TASK: Copy the records below exactly, leaving out any pictures.

BEGIN GIVEN RECORDS

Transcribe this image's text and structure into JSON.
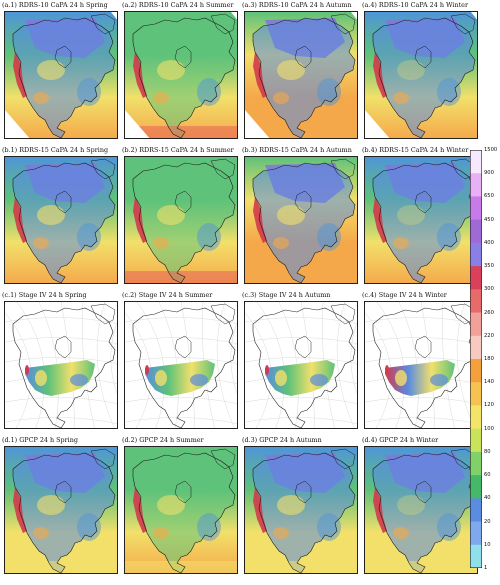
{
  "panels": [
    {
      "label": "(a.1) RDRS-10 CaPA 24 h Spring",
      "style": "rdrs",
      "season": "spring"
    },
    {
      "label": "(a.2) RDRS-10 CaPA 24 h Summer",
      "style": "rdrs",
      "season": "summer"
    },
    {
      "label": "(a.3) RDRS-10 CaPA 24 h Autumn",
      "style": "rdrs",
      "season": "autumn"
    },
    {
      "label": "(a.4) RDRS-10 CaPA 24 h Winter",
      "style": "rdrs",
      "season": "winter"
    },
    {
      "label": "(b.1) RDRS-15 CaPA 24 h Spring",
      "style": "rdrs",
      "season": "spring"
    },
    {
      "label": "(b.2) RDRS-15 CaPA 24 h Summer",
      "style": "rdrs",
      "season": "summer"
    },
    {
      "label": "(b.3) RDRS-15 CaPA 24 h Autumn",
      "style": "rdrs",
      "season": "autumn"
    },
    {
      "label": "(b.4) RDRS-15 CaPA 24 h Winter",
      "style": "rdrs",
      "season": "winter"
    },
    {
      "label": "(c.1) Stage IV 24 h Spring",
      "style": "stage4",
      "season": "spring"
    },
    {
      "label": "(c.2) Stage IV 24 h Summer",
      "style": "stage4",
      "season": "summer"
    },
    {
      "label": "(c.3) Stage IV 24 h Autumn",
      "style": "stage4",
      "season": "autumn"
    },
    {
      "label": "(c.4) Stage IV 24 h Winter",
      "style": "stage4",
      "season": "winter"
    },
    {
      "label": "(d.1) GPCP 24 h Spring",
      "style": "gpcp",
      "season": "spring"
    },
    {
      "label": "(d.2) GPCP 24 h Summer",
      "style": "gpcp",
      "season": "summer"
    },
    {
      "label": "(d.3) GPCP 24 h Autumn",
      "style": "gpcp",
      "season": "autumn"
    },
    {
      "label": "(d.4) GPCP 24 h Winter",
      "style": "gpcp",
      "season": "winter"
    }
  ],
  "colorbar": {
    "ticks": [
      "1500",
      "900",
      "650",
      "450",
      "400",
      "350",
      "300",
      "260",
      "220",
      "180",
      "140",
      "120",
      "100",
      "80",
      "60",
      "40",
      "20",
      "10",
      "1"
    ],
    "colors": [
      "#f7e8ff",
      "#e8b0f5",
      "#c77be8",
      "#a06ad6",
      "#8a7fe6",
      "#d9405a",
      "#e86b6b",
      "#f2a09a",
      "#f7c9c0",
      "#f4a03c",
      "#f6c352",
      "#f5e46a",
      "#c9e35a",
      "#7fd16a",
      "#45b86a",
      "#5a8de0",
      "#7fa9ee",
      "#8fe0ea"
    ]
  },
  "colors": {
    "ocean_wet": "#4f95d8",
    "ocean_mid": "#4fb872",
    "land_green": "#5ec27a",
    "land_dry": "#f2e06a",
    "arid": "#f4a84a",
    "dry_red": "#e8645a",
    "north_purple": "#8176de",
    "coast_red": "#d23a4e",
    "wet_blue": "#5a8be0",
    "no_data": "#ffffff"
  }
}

END GIVEN RECORDS

RESPONSE TO THIS EXERCISE:
Transcribe this image's text and structure into JSON.
{
  "panels": [
    {
      "label": "(a.1) RDRS-10 CaPA 24 h Spring",
      "style": "rdrs",
      "season": "spring"
    },
    {
      "label": "(a.2) RDRS-10 CaPA 24 h Summer",
      "style": "rdrs",
      "season": "summer"
    },
    {
      "label": "(a.3) RDRS-10 CaPA 24 h Autumn",
      "style": "rdrs",
      "season": "autumn"
    },
    {
      "label": "(a.4) RDRS-10 CaPA 24 h Winter",
      "style": "rdrs",
      "season": "winter"
    },
    {
      "label": "(b.1) RDRS-15 CaPA 24 h Spring",
      "style": "rdrs",
      "season": "spring"
    },
    {
      "label": "(b.2) RDRS-15 CaPA 24 h Summer",
      "style": "rdrs",
      "season": "summer"
    },
    {
      "label": "(b.3) RDRS-15 CaPA 24 h Autumn",
      "style": "rdrs",
      "season": "autumn"
    },
    {
      "label": "(b.4) RDRS-15 CaPA 24 h Winter",
      "style": "rdrs",
      "season": "winter"
    },
    {
      "label": "(c.1) Stage IV 24 h Spring",
      "style": "stage4",
      "season": "spring"
    },
    {
      "label": "(c.2) Stage IV 24 h Summer",
      "style": "stage4",
      "season": "summer"
    },
    {
      "label": "(c.3) Stage IV 24 h Autumn",
      "style": "stage4",
      "season": "autumn"
    },
    {
      "label": "(c.4) Stage IV 24 h Winter",
      "style": "stage4",
      "season": "winter"
    },
    {
      "label": "(d.1) GPCP 24 h Spring",
      "style": "gpcp",
      "season": "spring"
    },
    {
      "label": "(d.2) GPCP 24 h Summer",
      "style": "gpcp",
      "season": "summer"
    },
    {
      "label": "(d.3) GPCP 24 h Autumn",
      "style": "gpcp",
      "season": "autumn"
    },
    {
      "label": "(d.4) GPCP 24 h Winter",
      "style": "gpcp",
      "season": "winter"
    }
  ],
  "colorbar": {
    "ticks": [
      "1500",
      "900",
      "650",
      "450",
      "400",
      "350",
      "300",
      "260",
      "220",
      "180",
      "140",
      "120",
      "100",
      "80",
      "60",
      "40",
      "20",
      "10",
      "1"
    ],
    "colors": [
      "#f7e8ff",
      "#e8b0f5",
      "#c77be8",
      "#a06ad6",
      "#8a7fe6",
      "#d9405a",
      "#e86b6b",
      "#f2a09a",
      "#f7c9c0",
      "#f4a03c",
      "#f6c352",
      "#f5e46a",
      "#c9e35a",
      "#7fd16a",
      "#45b86a",
      "#5a8de0",
      "#7fa9ee",
      "#8fe0ea"
    ]
  },
  "colors": {
    "ocean_wet": "#4f95d8",
    "ocean_mid": "#4fb872",
    "land_green": "#5ec27a",
    "land_dry": "#f2e06a",
    "arid": "#f4a84a",
    "dry_red": "#e8645a",
    "north_purple": "#8176de",
    "coast_red": "#d23a4e",
    "wet_blue": "#5a8be0",
    "no_data": "#ffffff"
  }
}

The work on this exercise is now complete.